___ Records for this task ___

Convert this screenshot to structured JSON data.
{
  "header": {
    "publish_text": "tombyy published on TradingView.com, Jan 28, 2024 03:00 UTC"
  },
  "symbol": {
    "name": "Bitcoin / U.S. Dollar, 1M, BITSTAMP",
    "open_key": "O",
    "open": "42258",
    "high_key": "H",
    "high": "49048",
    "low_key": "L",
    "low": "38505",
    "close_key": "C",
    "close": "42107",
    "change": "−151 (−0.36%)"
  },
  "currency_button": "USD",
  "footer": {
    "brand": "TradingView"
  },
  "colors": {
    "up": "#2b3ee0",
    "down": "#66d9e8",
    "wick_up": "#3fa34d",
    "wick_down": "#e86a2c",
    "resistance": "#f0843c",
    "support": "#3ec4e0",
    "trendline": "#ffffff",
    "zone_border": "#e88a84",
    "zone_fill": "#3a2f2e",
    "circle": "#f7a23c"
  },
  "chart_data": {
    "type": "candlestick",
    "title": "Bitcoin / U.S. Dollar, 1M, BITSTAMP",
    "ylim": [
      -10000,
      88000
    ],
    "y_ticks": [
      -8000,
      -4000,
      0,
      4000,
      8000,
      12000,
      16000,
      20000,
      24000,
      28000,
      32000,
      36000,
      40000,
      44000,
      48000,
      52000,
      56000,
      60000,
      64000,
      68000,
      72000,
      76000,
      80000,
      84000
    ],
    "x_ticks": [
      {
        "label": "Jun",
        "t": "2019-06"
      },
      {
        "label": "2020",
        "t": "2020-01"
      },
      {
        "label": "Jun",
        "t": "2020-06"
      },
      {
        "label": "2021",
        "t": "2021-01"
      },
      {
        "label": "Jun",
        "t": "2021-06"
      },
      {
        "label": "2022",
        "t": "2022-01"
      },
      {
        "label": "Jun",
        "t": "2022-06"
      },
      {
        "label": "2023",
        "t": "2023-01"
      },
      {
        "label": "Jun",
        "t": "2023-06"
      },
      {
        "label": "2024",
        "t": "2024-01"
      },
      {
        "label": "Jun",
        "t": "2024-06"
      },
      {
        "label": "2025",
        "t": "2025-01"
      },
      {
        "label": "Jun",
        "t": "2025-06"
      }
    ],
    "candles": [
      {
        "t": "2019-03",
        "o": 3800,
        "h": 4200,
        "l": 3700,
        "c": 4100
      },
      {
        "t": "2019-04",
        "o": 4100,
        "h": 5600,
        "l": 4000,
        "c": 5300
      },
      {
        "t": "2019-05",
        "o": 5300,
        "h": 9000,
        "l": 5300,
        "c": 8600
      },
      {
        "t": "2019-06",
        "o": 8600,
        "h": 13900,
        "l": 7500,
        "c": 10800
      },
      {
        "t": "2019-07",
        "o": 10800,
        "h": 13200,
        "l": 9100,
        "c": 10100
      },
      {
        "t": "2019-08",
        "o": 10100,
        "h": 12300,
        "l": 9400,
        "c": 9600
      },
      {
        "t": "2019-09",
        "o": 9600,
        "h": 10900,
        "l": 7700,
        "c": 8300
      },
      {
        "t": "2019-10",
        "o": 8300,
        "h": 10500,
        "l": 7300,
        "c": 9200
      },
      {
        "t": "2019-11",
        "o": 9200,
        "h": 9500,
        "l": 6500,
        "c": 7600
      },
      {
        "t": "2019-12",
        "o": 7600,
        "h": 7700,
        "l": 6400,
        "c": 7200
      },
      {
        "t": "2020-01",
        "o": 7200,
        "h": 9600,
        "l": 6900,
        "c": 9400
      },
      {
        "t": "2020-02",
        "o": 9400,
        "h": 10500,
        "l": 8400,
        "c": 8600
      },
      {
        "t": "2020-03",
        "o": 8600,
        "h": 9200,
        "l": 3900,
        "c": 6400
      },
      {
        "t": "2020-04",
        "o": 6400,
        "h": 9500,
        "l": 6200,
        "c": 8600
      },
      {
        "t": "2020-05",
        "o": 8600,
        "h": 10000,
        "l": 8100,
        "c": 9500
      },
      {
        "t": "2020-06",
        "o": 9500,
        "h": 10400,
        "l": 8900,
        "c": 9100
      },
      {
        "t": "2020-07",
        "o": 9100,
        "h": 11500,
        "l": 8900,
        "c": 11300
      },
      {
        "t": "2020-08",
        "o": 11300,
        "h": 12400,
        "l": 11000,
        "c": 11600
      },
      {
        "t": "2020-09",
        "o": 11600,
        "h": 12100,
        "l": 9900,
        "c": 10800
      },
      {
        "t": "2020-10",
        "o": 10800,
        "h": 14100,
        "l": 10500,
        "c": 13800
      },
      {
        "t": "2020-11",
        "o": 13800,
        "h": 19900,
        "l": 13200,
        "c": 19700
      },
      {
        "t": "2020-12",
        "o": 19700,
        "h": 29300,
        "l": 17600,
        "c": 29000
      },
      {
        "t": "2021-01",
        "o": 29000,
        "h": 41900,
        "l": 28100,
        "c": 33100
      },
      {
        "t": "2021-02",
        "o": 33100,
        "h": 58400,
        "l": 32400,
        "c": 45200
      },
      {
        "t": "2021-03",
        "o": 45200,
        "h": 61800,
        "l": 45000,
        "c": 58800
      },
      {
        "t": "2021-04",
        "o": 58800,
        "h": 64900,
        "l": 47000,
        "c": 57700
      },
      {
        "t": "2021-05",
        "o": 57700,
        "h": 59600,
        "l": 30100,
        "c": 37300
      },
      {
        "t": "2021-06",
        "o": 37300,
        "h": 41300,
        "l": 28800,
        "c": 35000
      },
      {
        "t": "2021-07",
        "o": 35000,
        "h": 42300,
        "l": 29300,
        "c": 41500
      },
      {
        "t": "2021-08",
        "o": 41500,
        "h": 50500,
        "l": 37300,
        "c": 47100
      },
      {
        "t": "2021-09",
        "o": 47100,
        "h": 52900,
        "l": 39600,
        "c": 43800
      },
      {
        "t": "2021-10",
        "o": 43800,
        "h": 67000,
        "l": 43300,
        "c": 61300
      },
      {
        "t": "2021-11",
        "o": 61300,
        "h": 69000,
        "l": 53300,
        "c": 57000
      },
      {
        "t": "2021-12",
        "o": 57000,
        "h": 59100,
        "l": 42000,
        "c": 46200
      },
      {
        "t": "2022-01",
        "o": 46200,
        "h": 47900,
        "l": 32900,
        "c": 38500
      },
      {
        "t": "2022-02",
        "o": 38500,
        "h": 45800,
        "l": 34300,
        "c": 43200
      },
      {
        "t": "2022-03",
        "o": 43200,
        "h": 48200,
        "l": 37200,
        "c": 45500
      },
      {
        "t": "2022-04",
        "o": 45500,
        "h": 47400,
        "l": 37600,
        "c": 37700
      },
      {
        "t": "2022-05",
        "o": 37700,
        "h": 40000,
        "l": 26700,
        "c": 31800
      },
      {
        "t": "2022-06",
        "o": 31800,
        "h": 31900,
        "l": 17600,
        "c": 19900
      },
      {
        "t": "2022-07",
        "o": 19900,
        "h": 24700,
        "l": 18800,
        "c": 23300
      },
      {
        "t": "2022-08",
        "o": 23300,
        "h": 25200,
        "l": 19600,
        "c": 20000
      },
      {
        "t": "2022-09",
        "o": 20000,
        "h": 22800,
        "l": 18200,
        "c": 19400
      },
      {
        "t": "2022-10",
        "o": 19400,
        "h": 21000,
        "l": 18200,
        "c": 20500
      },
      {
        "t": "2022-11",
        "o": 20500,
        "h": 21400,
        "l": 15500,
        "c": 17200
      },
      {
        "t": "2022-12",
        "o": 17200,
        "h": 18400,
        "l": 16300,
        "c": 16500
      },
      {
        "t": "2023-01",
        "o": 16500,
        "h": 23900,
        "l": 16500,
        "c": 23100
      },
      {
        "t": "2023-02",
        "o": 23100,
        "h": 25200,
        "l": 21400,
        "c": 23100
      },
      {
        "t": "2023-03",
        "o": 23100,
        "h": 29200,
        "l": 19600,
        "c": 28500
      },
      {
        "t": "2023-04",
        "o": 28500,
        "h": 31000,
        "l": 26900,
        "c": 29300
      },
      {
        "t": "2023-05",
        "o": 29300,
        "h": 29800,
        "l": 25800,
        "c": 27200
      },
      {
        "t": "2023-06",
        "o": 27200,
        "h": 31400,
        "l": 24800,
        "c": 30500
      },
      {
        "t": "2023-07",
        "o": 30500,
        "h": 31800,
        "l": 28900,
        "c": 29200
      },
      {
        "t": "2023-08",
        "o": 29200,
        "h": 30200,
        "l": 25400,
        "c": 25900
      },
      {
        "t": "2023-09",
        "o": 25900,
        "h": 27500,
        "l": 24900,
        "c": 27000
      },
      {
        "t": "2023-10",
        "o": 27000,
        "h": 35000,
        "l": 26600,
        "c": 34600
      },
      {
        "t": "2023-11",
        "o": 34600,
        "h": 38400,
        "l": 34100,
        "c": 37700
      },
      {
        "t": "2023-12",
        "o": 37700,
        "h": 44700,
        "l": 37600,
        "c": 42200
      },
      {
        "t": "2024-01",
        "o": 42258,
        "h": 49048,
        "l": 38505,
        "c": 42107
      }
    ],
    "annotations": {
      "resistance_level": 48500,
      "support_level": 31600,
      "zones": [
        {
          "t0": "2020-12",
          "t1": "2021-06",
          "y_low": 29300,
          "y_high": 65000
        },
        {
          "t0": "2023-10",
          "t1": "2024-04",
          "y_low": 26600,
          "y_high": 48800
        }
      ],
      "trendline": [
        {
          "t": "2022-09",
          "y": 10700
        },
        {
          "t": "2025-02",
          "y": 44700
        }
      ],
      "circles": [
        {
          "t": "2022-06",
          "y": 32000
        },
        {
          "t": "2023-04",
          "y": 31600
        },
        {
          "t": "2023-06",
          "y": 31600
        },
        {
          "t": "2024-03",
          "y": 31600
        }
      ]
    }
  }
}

___

* [Exercise directions] Return every line containing "Dollar".

* [Exercise solution]
    "name": "Bitcoin / U.S. Dollar, 1M, BITSTAMP",
    "title": "Bitcoin / U.S. Dollar, 1M, BITSTAMP",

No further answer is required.